> _WHAT TO WORK ON_: Your task is to extract every entry that follows word for word while excluding the pictures.
* Begin *
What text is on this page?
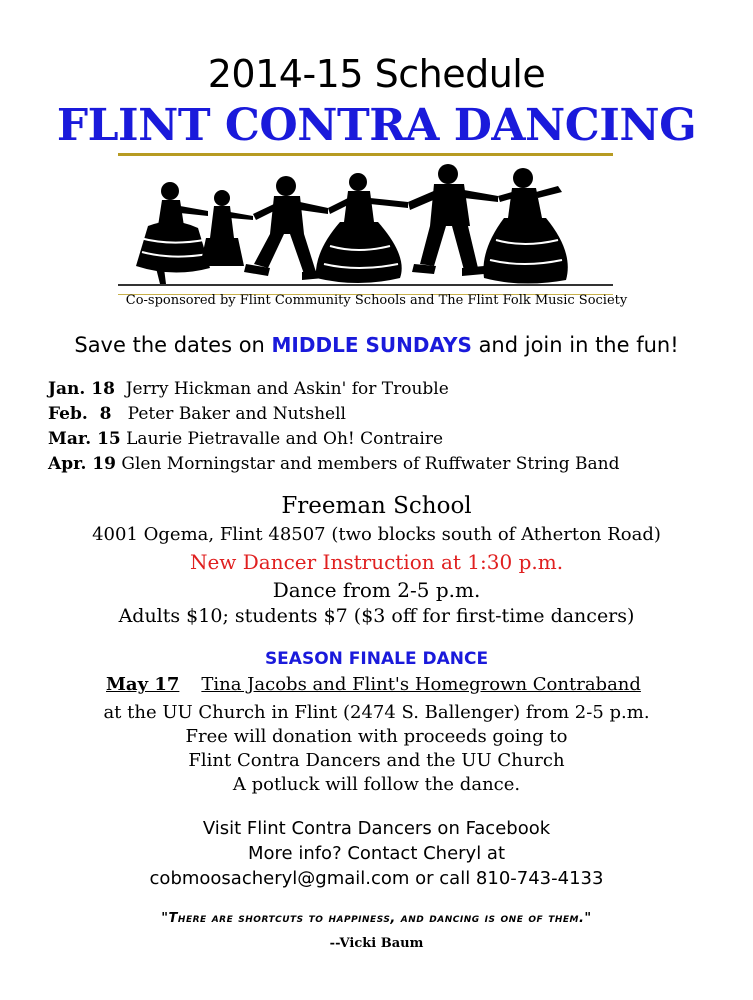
2014-15 Schedule
FLINT CONTRA DANCING
Co-sponsored by Flint Community Schools and The Flint Folk Music Society
Save the dates on MIDDLE SUNDAYS and join in the fun!
Jan. 18 Jerry Hickman and Askin' for Trouble
Feb.  8 Peter Baker and Nutshell
Mar. 15 Laurie Pietravalle and Oh! Contraire
Apr. 19 Glen Morningstar and members of Ruffwater String Band
Freeman School
4001 Ogema, Flint 48507 (two blocks south of Atherton Road)
New Dancer Instruction at 1:30 p.m.
Dance from 2-5 p.m.
Adults $10; students $7 ($3 off for first-time dancers)
SEASON FINALE DANCE
May 17 Tina Jacobs and Flint's Homegrown Contraband
at the UU Church in Flint (2474 S. Ballenger) from 2-5 p.m.
Free will donation with proceeds going to
Flint Contra Dancers and the UU Church
A potluck will follow the dance.
Visit Flint Contra Dancers on Facebook
More info? Contact Cheryl at
cobmoosacheryl@gmail.com or call 810-743-4133
"There are shortcuts to happiness, and dancing is one of them."
--Vicki Baum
* End *
> _WRITTEN ANSWER_:
What text is on this page?
2014-15 Schedule
FLINT CONTRA DANCING
Co-sponsored by Flint Community Schools and The Flint Folk Music Society
Save the dates on MIDDLE SUNDAYS and join in the fun!
Jan. 18 Jerry Hickman and Askin' for Trouble
Feb.  8 Peter Baker and Nutshell
Mar. 15 Laurie Pietravalle and Oh! Contraire
Apr. 19 Glen Morningstar and members of Ruffwater String Band
Freeman School
4001 Ogema, Flint 48507 (two blocks south of Atherton Road)
New Dancer Instruction at 1:30 p.m.
Dance from 2-5 p.m.
Adults $10; students $7 ($3 off for first-time dancers)
SEASON FINALE DANCE
May 17 Tina Jacobs and Flint's Homegrown Contraband
at the UU Church in Flint (2474 S. Ballenger) from 2-5 p.m.
Free will donation with proceeds going to
Flint Contra Dancers and the UU Church
A potluck will follow the dance.
Visit Flint Contra Dancers on Facebook
More info? Contact Cheryl at
cobmoosacheryl@gmail.com or call 810-743-4133
"There are shortcuts to happiness, and dancing is one of them."
--Vicki Baum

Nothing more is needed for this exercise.